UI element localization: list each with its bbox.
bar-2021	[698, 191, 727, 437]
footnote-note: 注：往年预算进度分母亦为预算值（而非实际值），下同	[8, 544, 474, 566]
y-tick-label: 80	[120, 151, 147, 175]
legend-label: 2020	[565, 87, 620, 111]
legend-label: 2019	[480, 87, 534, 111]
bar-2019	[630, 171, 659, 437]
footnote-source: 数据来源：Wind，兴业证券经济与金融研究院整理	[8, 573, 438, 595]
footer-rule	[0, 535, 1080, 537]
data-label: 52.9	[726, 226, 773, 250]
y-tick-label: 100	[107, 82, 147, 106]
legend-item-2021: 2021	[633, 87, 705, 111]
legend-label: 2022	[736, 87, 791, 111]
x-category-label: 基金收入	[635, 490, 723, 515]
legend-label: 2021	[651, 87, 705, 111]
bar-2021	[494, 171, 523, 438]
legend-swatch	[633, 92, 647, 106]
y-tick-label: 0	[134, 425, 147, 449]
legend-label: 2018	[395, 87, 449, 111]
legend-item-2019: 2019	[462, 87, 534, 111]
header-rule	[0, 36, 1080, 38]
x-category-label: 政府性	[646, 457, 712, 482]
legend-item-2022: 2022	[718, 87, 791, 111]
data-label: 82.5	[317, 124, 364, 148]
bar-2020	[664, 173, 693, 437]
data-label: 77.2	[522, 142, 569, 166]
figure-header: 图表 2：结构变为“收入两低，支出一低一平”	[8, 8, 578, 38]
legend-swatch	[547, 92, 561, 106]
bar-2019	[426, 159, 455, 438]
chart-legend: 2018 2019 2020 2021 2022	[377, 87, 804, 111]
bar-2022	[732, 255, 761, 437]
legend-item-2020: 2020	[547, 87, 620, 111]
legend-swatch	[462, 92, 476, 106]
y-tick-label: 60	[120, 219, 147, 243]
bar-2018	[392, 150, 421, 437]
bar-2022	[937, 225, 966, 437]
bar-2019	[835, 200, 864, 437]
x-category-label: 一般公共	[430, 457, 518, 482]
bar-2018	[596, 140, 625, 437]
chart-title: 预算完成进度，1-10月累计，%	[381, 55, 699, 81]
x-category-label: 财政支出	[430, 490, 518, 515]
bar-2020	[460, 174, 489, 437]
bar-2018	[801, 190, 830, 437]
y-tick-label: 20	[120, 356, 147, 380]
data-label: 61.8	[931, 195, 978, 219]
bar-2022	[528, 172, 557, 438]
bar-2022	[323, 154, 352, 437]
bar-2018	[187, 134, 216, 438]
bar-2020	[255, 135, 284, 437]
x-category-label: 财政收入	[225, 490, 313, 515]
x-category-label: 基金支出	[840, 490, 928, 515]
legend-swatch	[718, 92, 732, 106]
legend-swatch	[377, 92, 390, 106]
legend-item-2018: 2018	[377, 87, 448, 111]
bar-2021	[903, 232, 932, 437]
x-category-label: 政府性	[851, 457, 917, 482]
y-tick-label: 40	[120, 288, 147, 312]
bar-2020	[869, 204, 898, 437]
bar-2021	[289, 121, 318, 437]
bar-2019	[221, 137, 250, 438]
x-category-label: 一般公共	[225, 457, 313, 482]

● **Prompt**: Put the data from its very first line through the line containing "190, 830, 437]", with both of those lines included, into a JSON list of strings. Use one string per line and skip any blank lines.

● **Correct result**:
[
  "UI element localization: list each with its bbox.",
  "bar-2021\t[698, 191, 727, 437]",
  "footnote-note: 注：往年预算进度分母亦为预算值（而非实际值），下同\t[8, 544, 474, 566]",
  "y-tick-label: 80\t[120, 151, 147, 175]",
  "legend-label: 2020\t[565, 87, 620, 111]",
  "legend-label: 2019\t[480, 87, 534, 111]",
  "bar-2019\t[630, 171, 659, 437]",
  "footnote-source: 数据来源：Wind，兴业证券经济与金融研究院整理\t[8, 573, 438, 595]",
  "footer-rule\t[0, 535, 1080, 537]",
  "data-label: 52.9\t[726, 226, 773, 250]",
  "y-tick-label: 100\t[107, 82, 147, 106]",
  "legend-item-2021: 2021\t[633, 87, 705, 111]",
  "legend-label: 2022\t[736, 87, 791, 111]",
  "x-category-label: 基金收入\t[635, 490, 723, 515]",
  "legend-label: 2021\t[651, 87, 705, 111]",
  "bar-2021\t[494, 171, 523, 438]",
  "legend-swatch\t[633, 92, 647, 106]",
  "y-tick-label: 0\t[134, 425, 147, 449]",
  "legend-label: 2018\t[395, 87, 449, 111]",
  "legend-item-2019: 2019\t[462, 87, 534, 111]",
  "header-rule\t[0, 36, 1080, 38]",
  "x-category-label: 政府性\t[646, 457, 712, 482]",
  "legend-item-2022: 2022\t[718, 87, 791, 111]",
  "data-label: 82.5\t[317, 124, 364, 148]",
  "bar-2020\t[664, 173, 693, 437]",
  "data-label: 77.2\t[522, 142, 569, 166]",
  "figure-header: 图表 2：结构变为“收入两低，支出一低一平”\t[8, 8, 578, 38]",
  "legend-swatch\t[547, 92, 561, 106]",
  "bar-2019\t[426, 159, 455, 438]",
  "chart-legend: 2018 2019 2020 2021 2022\t[377, 87, 804, 111]",
  "bar-2022\t[732, 255, 761, 437]",
  "legend-item-2020: 2020\t[547, 87, 620, 111]",
  "legend-swatch\t[462, 92, 476, 106]",
  "y-tick-label: 60\t[120, 219, 147, 243]",
  "bar-2018\t[392, 150, 421, 437]",
  "bar-2022\t[937, 225, 966, 437]",
  "bar-2019\t[835, 200, 864, 437]",
  "x-category-label: 一般公共\t[430, 457, 518, 482]",
  "bar-2018\t[596, 140, 625, 437]",
  "chart-title: 预算完成进度，1-10月累计，%\t[381, 55, 699, 81]",
  "x-category-label: 财政支出\t[430, 490, 518, 515]",
  "bar-2020\t[460, 174, 489, 437]",
  "bar-2018\t[801, 190, 830, 437]"
]